# EXERCISE TASK:
The records below are to be quoted in full; please keep every word exact.

# RECORDS FOR THE TASK:
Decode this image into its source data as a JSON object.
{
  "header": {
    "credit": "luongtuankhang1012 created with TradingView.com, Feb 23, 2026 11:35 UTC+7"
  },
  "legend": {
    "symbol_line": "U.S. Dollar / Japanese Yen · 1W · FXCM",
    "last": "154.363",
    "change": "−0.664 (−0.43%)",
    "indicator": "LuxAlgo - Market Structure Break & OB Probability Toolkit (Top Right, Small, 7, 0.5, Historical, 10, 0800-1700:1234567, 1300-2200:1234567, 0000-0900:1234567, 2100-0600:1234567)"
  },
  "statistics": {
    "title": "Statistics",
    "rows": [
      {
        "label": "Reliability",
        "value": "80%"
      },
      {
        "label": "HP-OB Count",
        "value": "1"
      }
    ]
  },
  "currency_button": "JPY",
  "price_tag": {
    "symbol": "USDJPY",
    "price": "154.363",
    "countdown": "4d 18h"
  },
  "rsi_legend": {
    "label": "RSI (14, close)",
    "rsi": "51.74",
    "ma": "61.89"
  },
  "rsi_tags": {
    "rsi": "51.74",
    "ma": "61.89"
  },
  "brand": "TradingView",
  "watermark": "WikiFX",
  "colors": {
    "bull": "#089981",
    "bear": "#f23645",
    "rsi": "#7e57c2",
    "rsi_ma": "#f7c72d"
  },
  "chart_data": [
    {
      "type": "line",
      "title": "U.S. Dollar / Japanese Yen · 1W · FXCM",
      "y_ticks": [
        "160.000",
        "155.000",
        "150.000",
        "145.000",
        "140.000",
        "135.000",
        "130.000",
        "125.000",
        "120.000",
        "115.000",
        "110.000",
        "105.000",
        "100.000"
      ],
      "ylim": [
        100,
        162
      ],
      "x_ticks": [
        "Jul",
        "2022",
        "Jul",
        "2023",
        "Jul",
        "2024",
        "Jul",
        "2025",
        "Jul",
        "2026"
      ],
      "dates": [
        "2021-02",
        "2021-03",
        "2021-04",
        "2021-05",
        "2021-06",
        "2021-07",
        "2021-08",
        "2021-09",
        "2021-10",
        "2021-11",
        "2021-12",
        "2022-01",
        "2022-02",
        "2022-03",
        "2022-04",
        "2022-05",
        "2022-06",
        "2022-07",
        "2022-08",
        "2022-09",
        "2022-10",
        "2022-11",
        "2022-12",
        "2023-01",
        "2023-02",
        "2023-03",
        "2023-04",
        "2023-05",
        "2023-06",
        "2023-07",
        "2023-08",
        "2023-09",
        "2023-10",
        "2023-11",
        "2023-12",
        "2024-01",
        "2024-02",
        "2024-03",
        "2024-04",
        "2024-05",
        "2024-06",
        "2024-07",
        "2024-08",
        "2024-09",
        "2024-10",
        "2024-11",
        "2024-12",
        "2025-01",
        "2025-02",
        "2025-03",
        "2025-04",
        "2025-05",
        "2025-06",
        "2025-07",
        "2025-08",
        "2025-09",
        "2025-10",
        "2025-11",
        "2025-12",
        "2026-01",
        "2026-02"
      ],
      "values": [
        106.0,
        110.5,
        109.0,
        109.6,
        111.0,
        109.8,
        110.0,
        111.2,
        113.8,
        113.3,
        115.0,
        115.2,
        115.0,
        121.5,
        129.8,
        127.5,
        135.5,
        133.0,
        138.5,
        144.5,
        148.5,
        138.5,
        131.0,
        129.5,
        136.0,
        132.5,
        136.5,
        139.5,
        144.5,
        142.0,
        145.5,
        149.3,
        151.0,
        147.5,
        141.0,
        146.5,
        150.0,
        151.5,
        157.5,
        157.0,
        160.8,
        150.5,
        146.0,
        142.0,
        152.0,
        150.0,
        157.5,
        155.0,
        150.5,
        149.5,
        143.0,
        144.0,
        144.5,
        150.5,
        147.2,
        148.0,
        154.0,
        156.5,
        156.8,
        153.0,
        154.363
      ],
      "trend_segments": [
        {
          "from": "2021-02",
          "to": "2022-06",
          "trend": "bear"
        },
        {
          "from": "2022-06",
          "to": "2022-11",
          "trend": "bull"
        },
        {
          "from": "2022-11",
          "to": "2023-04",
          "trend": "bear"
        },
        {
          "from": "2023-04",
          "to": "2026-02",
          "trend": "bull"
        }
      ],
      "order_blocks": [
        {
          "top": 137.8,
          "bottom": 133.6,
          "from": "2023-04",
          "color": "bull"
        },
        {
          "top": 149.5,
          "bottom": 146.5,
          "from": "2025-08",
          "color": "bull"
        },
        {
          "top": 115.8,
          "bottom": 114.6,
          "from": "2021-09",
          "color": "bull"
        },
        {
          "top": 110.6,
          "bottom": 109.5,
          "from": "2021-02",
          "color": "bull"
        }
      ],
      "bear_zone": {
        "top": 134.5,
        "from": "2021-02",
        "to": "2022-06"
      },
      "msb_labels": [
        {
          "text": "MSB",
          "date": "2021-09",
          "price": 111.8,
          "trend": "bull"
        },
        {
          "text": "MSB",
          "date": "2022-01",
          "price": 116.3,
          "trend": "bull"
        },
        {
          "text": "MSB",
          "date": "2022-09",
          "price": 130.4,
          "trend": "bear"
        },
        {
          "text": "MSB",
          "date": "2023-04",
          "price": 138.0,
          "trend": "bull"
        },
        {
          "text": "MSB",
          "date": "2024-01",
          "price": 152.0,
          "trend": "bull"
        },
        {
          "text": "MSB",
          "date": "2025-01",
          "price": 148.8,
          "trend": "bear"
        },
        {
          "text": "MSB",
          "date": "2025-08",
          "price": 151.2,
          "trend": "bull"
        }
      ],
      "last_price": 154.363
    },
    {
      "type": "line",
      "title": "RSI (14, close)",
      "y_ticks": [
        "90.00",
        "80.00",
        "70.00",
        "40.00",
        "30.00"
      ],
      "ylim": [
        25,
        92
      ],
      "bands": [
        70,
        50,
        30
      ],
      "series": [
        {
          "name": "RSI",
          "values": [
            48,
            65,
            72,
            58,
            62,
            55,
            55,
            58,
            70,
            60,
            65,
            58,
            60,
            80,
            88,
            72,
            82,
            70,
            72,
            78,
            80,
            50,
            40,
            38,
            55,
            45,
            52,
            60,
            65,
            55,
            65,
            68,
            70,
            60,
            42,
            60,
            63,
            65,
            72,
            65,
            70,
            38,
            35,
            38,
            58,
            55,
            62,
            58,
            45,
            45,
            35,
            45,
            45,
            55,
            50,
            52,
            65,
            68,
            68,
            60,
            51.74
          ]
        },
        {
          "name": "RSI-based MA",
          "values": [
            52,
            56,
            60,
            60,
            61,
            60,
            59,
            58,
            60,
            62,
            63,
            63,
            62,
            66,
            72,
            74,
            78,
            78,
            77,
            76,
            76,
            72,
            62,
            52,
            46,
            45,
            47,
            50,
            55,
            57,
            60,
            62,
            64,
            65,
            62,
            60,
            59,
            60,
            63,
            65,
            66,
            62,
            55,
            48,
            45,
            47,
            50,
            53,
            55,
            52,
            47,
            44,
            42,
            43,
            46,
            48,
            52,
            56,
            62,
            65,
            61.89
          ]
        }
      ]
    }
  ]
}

# EXERCISE RESULT:
Decode this image into its source data as a JSON object.
{
  "header": {
    "credit": "luongtuankhang1012 created with TradingView.com, Feb 23, 2026 11:35 UTC+7"
  },
  "legend": {
    "symbol_line": "U.S. Dollar / Japanese Yen · 1W · FXCM",
    "last": "154.363",
    "change": "−0.664 (−0.43%)",
    "indicator": "LuxAlgo - Market Structure Break & OB Probability Toolkit (Top Right, Small, 7, 0.5, Historical, 10, 0800-1700:1234567, 1300-2200:1234567, 0000-0900:1234567, 2100-0600:1234567)"
  },
  "statistics": {
    "title": "Statistics",
    "rows": [
      {
        "label": "Reliability",
        "value": "80%"
      },
      {
        "label": "HP-OB Count",
        "value": "1"
      }
    ]
  },
  "currency_button": "JPY",
  "price_tag": {
    "symbol": "USDJPY",
    "price": "154.363",
    "countdown": "4d 18h"
  },
  "rsi_legend": {
    "label": "RSI (14, close)",
    "rsi": "51.74",
    "ma": "61.89"
  },
  "rsi_tags": {
    "rsi": "51.74",
    "ma": "61.89"
  },
  "brand": "TradingView",
  "watermark": "WikiFX",
  "colors": {
    "bull": "#089981",
    "bear": "#f23645",
    "rsi": "#7e57c2",
    "rsi_ma": "#f7c72d"
  },
  "chart_data": [
    {
      "type": "line",
      "title": "U.S. Dollar / Japanese Yen · 1W · FXCM",
      "y_ticks": [
        "160.000",
        "155.000",
        "150.000",
        "145.000",
        "140.000",
        "135.000",
        "130.000",
        "125.000",
        "120.000",
        "115.000",
        "110.000",
        "105.000",
        "100.000"
      ],
      "ylim": [
        100,
        162
      ],
      "x_ticks": [
        "Jul",
        "2022",
        "Jul",
        "2023",
        "Jul",
        "2024",
        "Jul",
        "2025",
        "Jul",
        "2026"
      ],
      "dates": [
        "2021-02",
        "2021-03",
        "2021-04",
        "2021-05",
        "2021-06",
        "2021-07",
        "2021-08",
        "2021-09",
        "2021-10",
        "2021-11",
        "2021-12",
        "2022-01",
        "2022-02",
        "2022-03",
        "2022-04",
        "2022-05",
        "2022-06",
        "2022-07",
        "2022-08",
        "2022-09",
        "2022-10",
        "2022-11",
        "2022-12",
        "2023-01",
        "2023-02",
        "2023-03",
        "2023-04",
        "2023-05",
        "2023-06",
        "2023-07",
        "2023-08",
        "2023-09",
        "2023-10",
        "2023-11",
        "2023-12",
        "2024-01",
        "2024-02",
        "2024-03",
        "2024-04",
        "2024-05",
        "2024-06",
        "2024-07",
        "2024-08",
        "2024-09",
        "2024-10",
        "2024-11",
        "2024-12",
        "2025-01",
        "2025-02",
        "2025-03",
        "2025-04",
        "2025-05",
        "2025-06",
        "2025-07",
        "2025-08",
        "2025-09",
        "2025-10",
        "2025-11",
        "2025-12",
        "2026-01",
        "2026-02"
      ],
      "values": [
        106.0,
        110.5,
        109.0,
        109.6,
        111.0,
        109.8,
        110.0,
        111.2,
        113.8,
        113.3,
        115.0,
        115.2,
        115.0,
        121.5,
        129.8,
        127.5,
        135.5,
        133.0,
        138.5,
        144.5,
        148.5,
        138.5,
        131.0,
        129.5,
        136.0,
        132.5,
        136.5,
        139.5,
        144.5,
        142.0,
        145.5,
        149.3,
        151.0,
        147.5,
        141.0,
        146.5,
        150.0,
        151.5,
        157.5,
        157.0,
        160.8,
        150.5,
        146.0,
        142.0,
        152.0,
        150.0,
        157.5,
        155.0,
        150.5,
        149.5,
        143.0,
        144.0,
        144.5,
        150.5,
        147.2,
        148.0,
        154.0,
        156.5,
        156.8,
        153.0,
        154.363
      ],
      "trend_segments": [
        {
          "from": "2021-02",
          "to": "2022-06",
          "trend": "bear"
        },
        {
          "from": "2022-06",
          "to": "2022-11",
          "trend": "bull"
        },
        {
          "from": "2022-11",
          "to": "2023-04",
          "trend": "bear"
        },
        {
          "from": "2023-04",
          "to": "2026-02",
          "trend": "bull"
        }
      ],
      "order_blocks": [
        {
          "top": 137.8,
          "bottom": 133.6,
          "from": "2023-04",
          "color": "bull"
        },
        {
          "top": 149.5,
          "bottom": 146.5,
          "from": "2025-08",
          "color": "bull"
        },
        {
          "top": 115.8,
          "bottom": 114.6,
          "from": "2021-09",
          "color": "bull"
        },
        {
          "top": 110.6,
          "bottom": 109.5,
          "from": "2021-02",
          "color": "bull"
        }
      ],
      "bear_zone": {
        "top": 134.5,
        "from": "2021-02",
        "to": "2022-06"
      },
      "msb_labels": [
        {
          "text": "MSB",
          "date": "2021-09",
          "price": 111.8,
          "trend": "bull"
        },
        {
          "text": "MSB",
          "date": "2022-01",
          "price": 116.3,
          "trend": "bull"
        },
        {
          "text": "MSB",
          "date": "2022-09",
          "price": 130.4,
          "trend": "bear"
        },
        {
          "text": "MSB",
          "date": "2023-04",
          "price": 138.0,
          "trend": "bull"
        },
        {
          "text": "MSB",
          "date": "2024-01",
          "price": 152.0,
          "trend": "bull"
        },
        {
          "text": "MSB",
          "date": "2025-01",
          "price": 148.8,
          "trend": "bear"
        },
        {
          "text": "MSB",
          "date": "2025-08",
          "price": 151.2,
          "trend": "bull"
        }
      ],
      "last_price": 154.363
    },
    {
      "type": "line",
      "title": "RSI (14, close)",
      "y_ticks": [
        "90.00",
        "80.00",
        "70.00",
        "40.00",
        "30.00"
      ],
      "ylim": [
        25,
        92
      ],
      "bands": [
        70,
        50,
        30
      ],
      "series": [
        {
          "name": "RSI",
          "values": [
            48,
            65,
            72,
            58,
            62,
            55,
            55,
            58,
            70,
            60,
            65,
            58,
            60,
            80,
            88,
            72,
            82,
            70,
            72,
            78,
            80,
            50,
            40,
            38,
            55,
            45,
            52,
            60,
            65,
            55,
            65,
            68,
            70,
            60,
            42,
            60,
            63,
            65,
            72,
            65,
            70,
            38,
            35,
            38,
            58,
            55,
            62,
            58,
            45,
            45,
            35,
            45,
            45,
            55,
            50,
            52,
            65,
            68,
            68,
            60,
            51.74
          ]
        },
        {
          "name": "RSI-based MA",
          "values": [
            52,
            56,
            60,
            60,
            61,
            60,
            59,
            58,
            60,
            62,
            63,
            63,
            62,
            66,
            72,
            74,
            78,
            78,
            77,
            76,
            76,
            72,
            62,
            52,
            46,
            45,
            47,
            50,
            55,
            57,
            60,
            62,
            64,
            65,
            62,
            60,
            59,
            60,
            63,
            65,
            66,
            62,
            55,
            48,
            45,
            47,
            50,
            53,
            55,
            52,
            47,
            44,
            42,
            43,
            46,
            48,
            52,
            56,
            62,
            65,
            61.89
          ]
        }
      ]
    }
  ]
}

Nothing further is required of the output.